WHAT YOU WILL DO: Reproduce every record below exactly as it appears.

PROVIDED DATA:
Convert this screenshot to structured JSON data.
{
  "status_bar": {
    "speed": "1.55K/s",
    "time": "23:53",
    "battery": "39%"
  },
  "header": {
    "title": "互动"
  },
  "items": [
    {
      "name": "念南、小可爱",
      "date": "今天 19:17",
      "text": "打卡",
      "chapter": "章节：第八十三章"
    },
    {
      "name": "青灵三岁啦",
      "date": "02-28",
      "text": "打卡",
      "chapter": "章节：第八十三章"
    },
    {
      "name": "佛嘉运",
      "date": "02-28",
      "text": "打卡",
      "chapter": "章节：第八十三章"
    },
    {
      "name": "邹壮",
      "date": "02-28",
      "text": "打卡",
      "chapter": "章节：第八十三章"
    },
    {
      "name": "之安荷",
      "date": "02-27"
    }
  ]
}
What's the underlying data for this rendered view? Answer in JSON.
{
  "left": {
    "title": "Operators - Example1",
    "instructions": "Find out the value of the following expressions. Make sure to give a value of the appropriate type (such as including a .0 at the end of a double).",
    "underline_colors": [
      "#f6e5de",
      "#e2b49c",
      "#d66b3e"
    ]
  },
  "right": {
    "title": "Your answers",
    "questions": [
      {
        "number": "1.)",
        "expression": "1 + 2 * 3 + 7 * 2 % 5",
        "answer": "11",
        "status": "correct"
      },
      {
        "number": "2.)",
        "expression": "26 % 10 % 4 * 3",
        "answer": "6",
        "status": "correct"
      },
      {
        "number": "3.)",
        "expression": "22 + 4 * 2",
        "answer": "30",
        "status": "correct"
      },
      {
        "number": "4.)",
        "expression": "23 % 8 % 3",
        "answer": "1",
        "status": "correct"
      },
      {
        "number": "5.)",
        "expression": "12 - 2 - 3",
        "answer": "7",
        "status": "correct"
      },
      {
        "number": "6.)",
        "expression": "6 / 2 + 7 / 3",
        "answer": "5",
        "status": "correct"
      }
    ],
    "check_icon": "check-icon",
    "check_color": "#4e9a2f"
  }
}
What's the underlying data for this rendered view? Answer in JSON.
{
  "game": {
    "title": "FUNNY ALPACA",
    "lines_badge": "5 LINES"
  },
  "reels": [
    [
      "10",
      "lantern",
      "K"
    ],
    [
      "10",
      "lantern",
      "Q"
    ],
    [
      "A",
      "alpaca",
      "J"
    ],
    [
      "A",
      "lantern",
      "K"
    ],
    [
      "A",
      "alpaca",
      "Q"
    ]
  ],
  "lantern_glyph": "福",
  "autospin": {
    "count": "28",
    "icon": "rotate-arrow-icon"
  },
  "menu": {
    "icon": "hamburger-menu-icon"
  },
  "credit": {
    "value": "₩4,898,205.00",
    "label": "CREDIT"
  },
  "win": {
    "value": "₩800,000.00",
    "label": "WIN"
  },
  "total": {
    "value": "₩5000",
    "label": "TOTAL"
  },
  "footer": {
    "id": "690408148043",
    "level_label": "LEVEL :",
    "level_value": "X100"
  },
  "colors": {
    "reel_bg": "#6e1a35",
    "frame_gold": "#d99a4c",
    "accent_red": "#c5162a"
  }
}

EXERCISE RESPONSE:
Convert this screenshot to structured JSON data.
{
  "status_bar": {
    "speed": "1.55K/s",
    "time": "23:53",
    "battery": "39%"
  },
  "header": {
    "title": "互动"
  },
  "items": [
    {
      "name": "念南、小可爱",
      "date": "今天 19:17",
      "text": "打卡",
      "chapter": "章节：第八十三章"
    },
    {
      "name": "青灵三岁啦",
      "date": "02-28",
      "text": "打卡",
      "chapter": "章节：第八十三章"
    },
    {
      "name": "佛嘉运",
      "date": "02-28",
      "text": "打卡",
      "chapter": "章节：第八十三章"
    },
    {
      "name": "邹壮",
      "date": "02-28",
      "text": "打卡",
      "chapter": "章节：第八十三章"
    },
    {
      "name": "之安荷",
      "date": "02-27"
    }
  ]
}
What's the underlying data for this rendered view? Answer in JSON.
{
  "left": {
    "title": "Operators - Example1",
    "instructions": "Find out the value of the following expressions. Make sure to give a value of the appropriate type (such as including a .0 at the end of a double).",
    "underline_colors": [
      "#f6e5de",
      "#e2b49c",
      "#d66b3e"
    ]
  },
  "right": {
    "title": "Your answers",
    "questions": [
      {
        "number": "1.)",
        "expression": "1 + 2 * 3 + 7 * 2 % 5",
        "answer": "11",
        "status": "correct"
      },
      {
        "number": "2.)",
        "expression": "26 % 10 % 4 * 3",
        "answer": "6",
        "status": "correct"
      },
      {
        "number": "3.)",
        "expression": "22 + 4 * 2",
        "answer": "30",
        "status": "correct"
      },
      {
        "number": "4.)",
        "expression": "23 % 8 % 3",
        "answer": "1",
        "status": "correct"
      },
      {
        "number": "5.)",
        "expression": "12 - 2 - 3",
        "answer": "7",
        "status": "correct"
      },
      {
        "number": "6.)",
        "expression": "6 / 2 + 7 / 3",
        "answer": "5",
        "status": "correct"
      }
    ],
    "check_icon": "check-icon",
    "check_color": "#4e9a2f"
  }
}
What's the underlying data for this rendered view? Answer in JSON.
{
  "game": {
    "title": "FUNNY ALPACA",
    "lines_badge": "5 LINES"
  },
  "reels": [
    [
      "10",
      "lantern",
      "K"
    ],
    [
      "10",
      "lantern",
      "Q"
    ],
    [
      "A",
      "alpaca",
      "J"
    ],
    [
      "A",
      "lantern",
      "K"
    ],
    [
      "A",
      "alpaca",
      "Q"
    ]
  ],
  "lantern_glyph": "福",
  "autospin": {
    "count": "28",
    "icon": "rotate-arrow-icon"
  },
  "menu": {
    "icon": "hamburger-menu-icon"
  },
  "credit": {
    "value": "₩4,898,205.00",
    "label": "CREDIT"
  },
  "win": {
    "value": "₩800,000.00",
    "label": "WIN"
  },
  "total": {
    "value": "₩5000",
    "label": "TOTAL"
  },
  "footer": {
    "id": "690408148043",
    "level_label": "LEVEL :",
    "level_value": "X100"
  },
  "colors": {
    "reel_bg": "#6e1a35",
    "frame_gold": "#d99a4c",
    "accent_red": "#c5162a"
  }
}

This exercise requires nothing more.